<<<<
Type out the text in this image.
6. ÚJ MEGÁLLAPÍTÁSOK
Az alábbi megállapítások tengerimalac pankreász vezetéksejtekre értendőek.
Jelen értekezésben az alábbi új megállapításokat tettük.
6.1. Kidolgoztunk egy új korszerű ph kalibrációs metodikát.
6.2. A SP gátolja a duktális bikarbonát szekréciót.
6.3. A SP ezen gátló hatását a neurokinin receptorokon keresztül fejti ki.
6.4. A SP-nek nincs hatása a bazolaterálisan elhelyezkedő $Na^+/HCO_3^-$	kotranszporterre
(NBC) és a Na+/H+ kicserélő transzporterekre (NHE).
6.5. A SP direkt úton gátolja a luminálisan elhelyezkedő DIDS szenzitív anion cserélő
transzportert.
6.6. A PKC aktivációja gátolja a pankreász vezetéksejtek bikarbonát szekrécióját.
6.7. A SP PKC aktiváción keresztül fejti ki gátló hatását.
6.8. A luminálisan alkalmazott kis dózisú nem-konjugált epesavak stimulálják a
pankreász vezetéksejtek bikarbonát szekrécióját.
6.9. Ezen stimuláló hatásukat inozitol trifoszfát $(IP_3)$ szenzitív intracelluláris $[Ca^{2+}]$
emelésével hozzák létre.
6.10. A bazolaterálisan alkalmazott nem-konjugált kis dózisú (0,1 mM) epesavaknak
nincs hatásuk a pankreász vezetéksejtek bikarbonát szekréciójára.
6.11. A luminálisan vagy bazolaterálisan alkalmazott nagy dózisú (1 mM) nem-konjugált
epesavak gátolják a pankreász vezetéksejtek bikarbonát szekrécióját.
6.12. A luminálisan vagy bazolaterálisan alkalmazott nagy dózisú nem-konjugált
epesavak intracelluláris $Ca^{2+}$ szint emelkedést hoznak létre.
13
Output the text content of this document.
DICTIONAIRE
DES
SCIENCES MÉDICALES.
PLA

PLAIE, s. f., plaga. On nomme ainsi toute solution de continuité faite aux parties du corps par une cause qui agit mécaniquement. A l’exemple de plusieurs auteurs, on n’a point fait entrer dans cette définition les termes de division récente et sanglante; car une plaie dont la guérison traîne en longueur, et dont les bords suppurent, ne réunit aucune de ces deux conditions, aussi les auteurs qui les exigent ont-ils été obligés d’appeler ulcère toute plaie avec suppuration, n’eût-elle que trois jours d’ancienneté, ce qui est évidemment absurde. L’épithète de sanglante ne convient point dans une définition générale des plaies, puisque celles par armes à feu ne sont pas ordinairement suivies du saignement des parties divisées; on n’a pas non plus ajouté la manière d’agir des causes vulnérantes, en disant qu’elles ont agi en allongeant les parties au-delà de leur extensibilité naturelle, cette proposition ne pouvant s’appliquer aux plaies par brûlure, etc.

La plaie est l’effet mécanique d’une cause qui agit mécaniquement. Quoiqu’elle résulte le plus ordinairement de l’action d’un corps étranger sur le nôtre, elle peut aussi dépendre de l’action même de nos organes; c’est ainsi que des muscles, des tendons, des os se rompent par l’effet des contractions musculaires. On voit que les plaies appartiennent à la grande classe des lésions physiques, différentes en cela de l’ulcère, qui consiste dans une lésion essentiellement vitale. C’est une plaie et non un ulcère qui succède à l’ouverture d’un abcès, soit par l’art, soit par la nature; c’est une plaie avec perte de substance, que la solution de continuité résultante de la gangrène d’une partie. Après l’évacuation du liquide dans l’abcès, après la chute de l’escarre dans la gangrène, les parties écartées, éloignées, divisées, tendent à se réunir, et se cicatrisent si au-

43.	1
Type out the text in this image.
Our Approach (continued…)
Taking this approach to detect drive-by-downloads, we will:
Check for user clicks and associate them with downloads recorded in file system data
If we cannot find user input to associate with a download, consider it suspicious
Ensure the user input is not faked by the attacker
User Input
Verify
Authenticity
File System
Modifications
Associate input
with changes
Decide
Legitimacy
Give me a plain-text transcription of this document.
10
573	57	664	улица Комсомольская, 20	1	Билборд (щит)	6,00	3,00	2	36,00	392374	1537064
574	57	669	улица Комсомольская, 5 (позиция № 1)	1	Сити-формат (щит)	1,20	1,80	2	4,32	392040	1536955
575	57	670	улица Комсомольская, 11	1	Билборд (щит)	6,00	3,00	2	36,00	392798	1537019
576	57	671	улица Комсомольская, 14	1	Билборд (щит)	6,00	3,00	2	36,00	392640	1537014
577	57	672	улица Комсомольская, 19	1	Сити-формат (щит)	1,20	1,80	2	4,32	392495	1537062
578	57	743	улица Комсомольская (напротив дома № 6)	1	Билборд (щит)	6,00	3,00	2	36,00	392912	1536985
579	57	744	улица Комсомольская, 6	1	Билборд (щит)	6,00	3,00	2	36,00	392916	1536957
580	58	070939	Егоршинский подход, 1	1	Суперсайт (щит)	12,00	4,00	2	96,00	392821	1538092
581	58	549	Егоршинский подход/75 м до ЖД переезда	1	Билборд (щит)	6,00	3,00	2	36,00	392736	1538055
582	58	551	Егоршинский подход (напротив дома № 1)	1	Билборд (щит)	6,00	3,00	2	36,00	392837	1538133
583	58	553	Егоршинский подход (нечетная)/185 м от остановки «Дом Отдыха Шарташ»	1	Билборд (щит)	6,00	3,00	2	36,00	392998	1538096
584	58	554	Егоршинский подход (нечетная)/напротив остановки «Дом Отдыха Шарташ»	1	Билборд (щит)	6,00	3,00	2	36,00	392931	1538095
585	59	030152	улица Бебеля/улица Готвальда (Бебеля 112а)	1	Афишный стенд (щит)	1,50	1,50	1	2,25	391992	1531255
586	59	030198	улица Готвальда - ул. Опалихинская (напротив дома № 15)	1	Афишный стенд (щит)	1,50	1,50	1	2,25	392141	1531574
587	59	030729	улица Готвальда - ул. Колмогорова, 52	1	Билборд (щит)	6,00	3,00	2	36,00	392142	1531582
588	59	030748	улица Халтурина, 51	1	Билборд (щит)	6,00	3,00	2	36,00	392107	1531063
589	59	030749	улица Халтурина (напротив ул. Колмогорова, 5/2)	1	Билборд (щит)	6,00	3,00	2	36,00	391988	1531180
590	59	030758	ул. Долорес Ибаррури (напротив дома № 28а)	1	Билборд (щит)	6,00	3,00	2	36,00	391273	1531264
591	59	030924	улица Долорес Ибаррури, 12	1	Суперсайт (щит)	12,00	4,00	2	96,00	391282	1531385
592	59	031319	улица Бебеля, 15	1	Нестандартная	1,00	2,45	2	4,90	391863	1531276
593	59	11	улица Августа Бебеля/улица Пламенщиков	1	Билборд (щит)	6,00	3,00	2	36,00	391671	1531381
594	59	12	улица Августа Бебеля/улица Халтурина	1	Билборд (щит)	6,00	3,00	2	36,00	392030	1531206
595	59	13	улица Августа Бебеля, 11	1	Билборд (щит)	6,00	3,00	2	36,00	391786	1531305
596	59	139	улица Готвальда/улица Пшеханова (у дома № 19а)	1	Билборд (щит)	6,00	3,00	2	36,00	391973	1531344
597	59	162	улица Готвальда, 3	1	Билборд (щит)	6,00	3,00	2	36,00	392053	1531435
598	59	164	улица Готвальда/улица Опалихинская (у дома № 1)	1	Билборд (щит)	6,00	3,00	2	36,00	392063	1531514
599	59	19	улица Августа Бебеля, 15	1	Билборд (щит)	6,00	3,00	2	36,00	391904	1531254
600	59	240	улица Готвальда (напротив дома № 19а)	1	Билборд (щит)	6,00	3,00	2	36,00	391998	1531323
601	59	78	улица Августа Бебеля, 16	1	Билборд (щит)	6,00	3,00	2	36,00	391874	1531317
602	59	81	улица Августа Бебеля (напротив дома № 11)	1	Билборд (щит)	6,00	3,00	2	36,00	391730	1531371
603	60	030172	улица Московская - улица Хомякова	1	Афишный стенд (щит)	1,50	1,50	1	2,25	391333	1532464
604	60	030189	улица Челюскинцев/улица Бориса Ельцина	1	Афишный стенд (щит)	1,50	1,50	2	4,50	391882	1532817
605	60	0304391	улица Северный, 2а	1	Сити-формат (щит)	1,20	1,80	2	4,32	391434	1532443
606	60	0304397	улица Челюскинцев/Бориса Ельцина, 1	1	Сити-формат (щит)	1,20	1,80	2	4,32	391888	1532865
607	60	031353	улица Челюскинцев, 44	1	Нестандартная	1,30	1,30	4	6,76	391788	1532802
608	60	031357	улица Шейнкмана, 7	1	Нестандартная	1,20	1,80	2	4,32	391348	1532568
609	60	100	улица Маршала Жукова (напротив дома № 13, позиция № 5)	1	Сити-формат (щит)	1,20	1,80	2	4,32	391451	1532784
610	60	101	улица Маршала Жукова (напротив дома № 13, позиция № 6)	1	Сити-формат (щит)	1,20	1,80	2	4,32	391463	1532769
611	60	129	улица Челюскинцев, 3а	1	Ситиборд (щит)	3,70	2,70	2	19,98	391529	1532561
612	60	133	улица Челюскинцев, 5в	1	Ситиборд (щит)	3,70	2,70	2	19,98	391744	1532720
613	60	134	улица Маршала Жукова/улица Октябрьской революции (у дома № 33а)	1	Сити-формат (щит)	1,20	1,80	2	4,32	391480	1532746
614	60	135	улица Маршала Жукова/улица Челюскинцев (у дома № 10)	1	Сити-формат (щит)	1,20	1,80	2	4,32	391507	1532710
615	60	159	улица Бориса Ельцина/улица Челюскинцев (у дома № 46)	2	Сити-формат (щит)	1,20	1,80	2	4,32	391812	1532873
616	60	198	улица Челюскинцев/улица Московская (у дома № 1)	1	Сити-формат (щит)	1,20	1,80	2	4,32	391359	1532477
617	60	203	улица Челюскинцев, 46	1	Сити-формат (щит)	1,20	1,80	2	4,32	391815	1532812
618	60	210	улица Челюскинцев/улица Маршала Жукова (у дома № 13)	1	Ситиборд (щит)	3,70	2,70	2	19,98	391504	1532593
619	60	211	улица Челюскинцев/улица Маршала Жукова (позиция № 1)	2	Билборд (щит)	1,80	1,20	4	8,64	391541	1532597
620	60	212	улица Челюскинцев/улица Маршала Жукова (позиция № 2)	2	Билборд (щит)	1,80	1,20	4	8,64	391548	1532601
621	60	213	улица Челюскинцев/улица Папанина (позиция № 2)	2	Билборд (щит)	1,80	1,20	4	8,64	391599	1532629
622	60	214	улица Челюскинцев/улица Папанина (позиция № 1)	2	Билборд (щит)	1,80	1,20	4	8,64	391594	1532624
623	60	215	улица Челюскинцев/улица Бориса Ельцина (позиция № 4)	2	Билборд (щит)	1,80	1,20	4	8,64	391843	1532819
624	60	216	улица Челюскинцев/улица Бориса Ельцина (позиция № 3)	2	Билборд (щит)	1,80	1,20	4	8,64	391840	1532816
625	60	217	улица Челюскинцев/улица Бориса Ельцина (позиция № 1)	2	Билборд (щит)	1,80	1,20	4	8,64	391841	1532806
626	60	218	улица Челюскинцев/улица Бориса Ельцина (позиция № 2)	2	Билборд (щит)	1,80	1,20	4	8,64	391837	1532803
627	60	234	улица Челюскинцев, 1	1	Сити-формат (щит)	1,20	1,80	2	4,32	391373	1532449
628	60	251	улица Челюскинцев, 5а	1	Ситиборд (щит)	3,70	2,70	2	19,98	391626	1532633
>>>>
Exercise details
Show each line of the data that contains the string "Комсомольская".

Written reply
573	57	664	улица Комсомольская, 20	1	Билборд (щит)	6,00	3,00	2	36,00	392374	1537064
574	57	669	улица Комсомольская, 5 (позиция № 1)	1	Сити-формат (щит)	1,20	1,80	2	4,32	392040	1536955
575	57	670	улица Комсомольская, 11	1	Билборд (щит)	6,00	3,00	2	36,00	392798	1537019
576	57	671	улица Комсомольская, 14	1	Билборд (щит)	6,00	3,00	2	36,00	392640	1537014
577	57	672	улица Комсомольская, 19	1	Сити-формат (щит)	1,20	1,80	2	4,32	392495	1537062
578	57	743	улица Комсомольская (напротив дома № 6)	1	Билборд (щит)	6,00	3,00	2	36,00	392912	1536985
579	57	744	улица Комсомольская, 6	1	Билборд (щит)	6,00	3,00	2	36,00	392916	1536957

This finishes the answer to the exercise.